#### [Extracted records]
┄┄┄┄┄┄┄┄┄┄┄┄┄┄┄┄┄┄┄┄
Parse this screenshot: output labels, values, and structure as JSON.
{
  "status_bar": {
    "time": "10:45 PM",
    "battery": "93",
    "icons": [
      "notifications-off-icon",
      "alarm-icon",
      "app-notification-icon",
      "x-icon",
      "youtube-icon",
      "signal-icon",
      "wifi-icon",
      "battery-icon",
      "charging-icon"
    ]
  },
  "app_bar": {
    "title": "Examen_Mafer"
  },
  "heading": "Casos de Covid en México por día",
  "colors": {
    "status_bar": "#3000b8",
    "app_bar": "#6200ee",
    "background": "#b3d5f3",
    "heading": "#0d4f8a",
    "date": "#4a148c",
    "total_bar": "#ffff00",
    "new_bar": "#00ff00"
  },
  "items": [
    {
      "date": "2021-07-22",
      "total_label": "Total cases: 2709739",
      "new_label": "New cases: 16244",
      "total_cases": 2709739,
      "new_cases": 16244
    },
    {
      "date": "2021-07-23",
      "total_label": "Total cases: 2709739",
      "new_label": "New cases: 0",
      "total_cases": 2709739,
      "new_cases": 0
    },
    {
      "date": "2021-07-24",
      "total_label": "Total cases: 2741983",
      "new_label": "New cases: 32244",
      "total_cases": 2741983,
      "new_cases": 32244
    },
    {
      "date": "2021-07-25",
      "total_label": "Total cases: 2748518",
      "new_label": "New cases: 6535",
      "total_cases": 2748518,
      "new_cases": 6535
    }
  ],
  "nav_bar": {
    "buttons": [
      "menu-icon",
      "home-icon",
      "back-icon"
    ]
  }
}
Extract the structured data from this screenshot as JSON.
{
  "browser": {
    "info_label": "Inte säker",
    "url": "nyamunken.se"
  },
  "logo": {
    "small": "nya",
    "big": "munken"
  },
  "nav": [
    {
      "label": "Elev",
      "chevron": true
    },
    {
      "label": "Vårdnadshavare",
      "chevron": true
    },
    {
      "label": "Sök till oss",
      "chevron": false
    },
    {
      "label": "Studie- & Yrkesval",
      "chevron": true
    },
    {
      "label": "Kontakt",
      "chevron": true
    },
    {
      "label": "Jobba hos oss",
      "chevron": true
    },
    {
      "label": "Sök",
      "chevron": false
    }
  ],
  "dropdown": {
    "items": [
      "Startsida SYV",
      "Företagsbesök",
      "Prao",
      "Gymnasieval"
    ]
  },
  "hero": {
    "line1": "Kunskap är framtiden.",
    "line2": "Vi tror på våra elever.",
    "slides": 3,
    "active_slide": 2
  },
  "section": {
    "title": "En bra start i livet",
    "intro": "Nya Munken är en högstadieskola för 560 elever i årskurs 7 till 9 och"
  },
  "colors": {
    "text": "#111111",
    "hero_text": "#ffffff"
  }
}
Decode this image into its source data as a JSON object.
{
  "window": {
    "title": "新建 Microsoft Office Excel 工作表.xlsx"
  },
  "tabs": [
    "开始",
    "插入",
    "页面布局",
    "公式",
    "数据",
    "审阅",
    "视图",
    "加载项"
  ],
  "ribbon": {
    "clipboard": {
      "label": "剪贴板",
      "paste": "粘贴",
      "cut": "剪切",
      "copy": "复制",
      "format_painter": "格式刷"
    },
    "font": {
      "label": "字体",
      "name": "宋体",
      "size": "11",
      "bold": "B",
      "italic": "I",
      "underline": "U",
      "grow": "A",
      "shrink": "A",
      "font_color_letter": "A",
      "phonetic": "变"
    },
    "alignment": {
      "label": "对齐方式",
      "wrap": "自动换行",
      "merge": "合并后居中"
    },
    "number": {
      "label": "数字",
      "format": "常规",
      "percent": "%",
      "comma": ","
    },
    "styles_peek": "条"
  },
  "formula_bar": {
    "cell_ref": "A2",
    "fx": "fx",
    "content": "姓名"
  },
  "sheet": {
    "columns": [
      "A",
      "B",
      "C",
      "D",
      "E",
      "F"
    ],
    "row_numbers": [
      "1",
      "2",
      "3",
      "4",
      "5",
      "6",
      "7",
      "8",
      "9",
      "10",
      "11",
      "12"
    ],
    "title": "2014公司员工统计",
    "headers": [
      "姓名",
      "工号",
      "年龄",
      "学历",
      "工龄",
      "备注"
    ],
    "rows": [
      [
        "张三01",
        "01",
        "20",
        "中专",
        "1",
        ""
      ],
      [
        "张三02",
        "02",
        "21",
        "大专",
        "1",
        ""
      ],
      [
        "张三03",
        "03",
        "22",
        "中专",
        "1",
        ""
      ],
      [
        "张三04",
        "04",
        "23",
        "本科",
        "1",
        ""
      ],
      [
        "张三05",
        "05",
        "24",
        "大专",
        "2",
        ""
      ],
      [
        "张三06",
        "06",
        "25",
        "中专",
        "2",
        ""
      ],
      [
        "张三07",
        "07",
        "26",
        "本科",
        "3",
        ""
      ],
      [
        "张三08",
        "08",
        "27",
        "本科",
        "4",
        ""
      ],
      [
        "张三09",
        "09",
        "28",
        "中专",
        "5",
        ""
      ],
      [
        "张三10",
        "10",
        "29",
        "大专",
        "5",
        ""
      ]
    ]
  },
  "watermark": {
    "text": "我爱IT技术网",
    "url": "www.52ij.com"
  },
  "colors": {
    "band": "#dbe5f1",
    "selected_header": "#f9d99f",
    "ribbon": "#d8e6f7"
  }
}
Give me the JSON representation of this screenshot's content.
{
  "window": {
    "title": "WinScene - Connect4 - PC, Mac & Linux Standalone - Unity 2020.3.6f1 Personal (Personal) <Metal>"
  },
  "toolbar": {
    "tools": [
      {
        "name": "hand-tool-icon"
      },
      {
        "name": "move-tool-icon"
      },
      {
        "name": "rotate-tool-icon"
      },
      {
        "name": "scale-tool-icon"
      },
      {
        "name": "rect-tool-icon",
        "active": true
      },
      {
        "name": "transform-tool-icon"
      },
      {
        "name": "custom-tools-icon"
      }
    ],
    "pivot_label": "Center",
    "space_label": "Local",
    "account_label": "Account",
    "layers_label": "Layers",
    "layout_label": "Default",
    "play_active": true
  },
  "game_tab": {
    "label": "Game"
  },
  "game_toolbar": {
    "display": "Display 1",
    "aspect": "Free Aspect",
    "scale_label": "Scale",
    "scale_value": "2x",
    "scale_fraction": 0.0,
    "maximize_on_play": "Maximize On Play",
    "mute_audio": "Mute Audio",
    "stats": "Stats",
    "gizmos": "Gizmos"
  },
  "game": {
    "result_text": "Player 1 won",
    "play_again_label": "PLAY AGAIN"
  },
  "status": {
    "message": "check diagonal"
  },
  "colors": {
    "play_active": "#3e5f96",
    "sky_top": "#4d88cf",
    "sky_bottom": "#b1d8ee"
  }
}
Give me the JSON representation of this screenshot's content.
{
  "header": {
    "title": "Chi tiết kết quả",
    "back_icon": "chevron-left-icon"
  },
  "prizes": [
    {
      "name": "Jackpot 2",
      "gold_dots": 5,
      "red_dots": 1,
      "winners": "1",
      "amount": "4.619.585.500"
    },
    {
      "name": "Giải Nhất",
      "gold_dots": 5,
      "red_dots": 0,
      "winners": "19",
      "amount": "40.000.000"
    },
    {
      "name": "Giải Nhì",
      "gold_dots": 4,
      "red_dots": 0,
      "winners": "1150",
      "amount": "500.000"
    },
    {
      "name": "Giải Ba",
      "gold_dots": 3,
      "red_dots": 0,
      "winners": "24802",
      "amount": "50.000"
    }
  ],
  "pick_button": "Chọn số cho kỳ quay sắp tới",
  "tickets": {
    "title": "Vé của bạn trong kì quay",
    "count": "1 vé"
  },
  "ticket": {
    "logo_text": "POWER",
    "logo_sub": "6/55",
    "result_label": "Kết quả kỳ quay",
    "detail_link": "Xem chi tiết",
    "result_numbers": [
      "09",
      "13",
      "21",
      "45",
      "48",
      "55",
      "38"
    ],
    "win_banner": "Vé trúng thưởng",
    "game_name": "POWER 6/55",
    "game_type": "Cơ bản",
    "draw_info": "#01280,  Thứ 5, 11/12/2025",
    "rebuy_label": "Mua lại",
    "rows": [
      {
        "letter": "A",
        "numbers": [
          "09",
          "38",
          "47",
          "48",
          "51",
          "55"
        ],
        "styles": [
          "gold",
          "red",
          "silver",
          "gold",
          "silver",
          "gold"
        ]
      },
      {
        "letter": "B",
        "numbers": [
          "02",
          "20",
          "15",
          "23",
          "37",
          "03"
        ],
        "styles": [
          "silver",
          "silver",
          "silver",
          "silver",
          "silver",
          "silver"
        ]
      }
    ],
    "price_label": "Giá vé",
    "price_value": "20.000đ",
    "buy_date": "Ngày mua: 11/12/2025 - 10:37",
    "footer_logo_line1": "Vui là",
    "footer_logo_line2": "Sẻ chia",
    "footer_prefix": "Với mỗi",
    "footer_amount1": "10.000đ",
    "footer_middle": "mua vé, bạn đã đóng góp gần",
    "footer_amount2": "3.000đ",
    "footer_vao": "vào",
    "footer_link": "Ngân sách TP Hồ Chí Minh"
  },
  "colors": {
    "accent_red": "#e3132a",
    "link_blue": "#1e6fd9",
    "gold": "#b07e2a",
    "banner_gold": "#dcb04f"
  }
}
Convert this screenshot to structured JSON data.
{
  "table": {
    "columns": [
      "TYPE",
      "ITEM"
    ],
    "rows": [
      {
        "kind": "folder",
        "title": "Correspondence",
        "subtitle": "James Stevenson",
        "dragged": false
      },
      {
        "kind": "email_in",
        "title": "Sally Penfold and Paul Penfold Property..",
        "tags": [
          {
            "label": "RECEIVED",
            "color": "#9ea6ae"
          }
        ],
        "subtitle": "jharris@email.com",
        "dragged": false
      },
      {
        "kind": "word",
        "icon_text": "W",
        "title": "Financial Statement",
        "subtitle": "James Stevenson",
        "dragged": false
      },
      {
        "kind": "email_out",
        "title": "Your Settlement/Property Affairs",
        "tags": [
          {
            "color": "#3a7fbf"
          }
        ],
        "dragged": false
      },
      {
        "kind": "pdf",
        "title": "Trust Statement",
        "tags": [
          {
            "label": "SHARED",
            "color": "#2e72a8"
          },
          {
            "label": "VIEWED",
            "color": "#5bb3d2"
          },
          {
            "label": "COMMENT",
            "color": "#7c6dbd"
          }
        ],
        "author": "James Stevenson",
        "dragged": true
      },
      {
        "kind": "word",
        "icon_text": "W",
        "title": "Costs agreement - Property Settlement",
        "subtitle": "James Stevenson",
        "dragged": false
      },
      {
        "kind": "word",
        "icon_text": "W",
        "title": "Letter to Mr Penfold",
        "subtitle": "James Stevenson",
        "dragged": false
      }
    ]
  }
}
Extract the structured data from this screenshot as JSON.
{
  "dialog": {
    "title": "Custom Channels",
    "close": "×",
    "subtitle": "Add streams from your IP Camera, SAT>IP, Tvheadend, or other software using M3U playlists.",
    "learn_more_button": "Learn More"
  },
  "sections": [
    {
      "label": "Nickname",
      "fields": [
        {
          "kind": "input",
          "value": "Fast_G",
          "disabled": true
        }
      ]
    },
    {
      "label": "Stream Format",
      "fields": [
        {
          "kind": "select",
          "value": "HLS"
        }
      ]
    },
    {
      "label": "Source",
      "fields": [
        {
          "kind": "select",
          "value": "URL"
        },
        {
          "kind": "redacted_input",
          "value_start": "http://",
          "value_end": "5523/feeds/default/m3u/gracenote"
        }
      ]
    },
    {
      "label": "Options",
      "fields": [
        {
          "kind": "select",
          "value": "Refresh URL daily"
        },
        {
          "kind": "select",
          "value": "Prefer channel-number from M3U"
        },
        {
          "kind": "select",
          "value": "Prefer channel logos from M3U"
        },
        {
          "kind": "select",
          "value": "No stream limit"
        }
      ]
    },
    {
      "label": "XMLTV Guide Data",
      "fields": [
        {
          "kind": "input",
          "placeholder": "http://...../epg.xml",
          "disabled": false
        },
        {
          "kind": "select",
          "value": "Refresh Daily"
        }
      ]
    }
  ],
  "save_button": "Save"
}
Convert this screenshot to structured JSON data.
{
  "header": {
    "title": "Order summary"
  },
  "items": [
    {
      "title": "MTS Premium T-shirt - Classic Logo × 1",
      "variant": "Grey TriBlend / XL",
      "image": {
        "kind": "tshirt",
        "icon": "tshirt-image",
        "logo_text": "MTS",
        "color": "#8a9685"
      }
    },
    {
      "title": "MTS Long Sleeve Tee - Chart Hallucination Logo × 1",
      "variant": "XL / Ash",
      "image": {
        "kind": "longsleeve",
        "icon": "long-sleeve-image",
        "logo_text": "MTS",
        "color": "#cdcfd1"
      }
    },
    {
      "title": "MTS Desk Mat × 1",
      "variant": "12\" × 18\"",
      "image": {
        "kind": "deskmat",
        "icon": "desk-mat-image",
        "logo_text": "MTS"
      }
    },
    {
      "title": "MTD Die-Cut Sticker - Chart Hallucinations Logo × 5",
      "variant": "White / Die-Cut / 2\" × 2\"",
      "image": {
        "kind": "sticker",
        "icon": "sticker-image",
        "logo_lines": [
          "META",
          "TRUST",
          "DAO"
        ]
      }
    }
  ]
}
┄┄┄┄┄┄┄┄┄┄┄┄┄┄┄┄┄┄┄┄
#### [Requirements]
Using the listing above, list every line in which the string "Property" occurs.

#### [Answer to this problem]
        "title": "Sally Penfold and Paul Penfold Property..",
        "title": "Your Settlement/Property Affairs",
        "title": "Costs agreement - Property Settlement",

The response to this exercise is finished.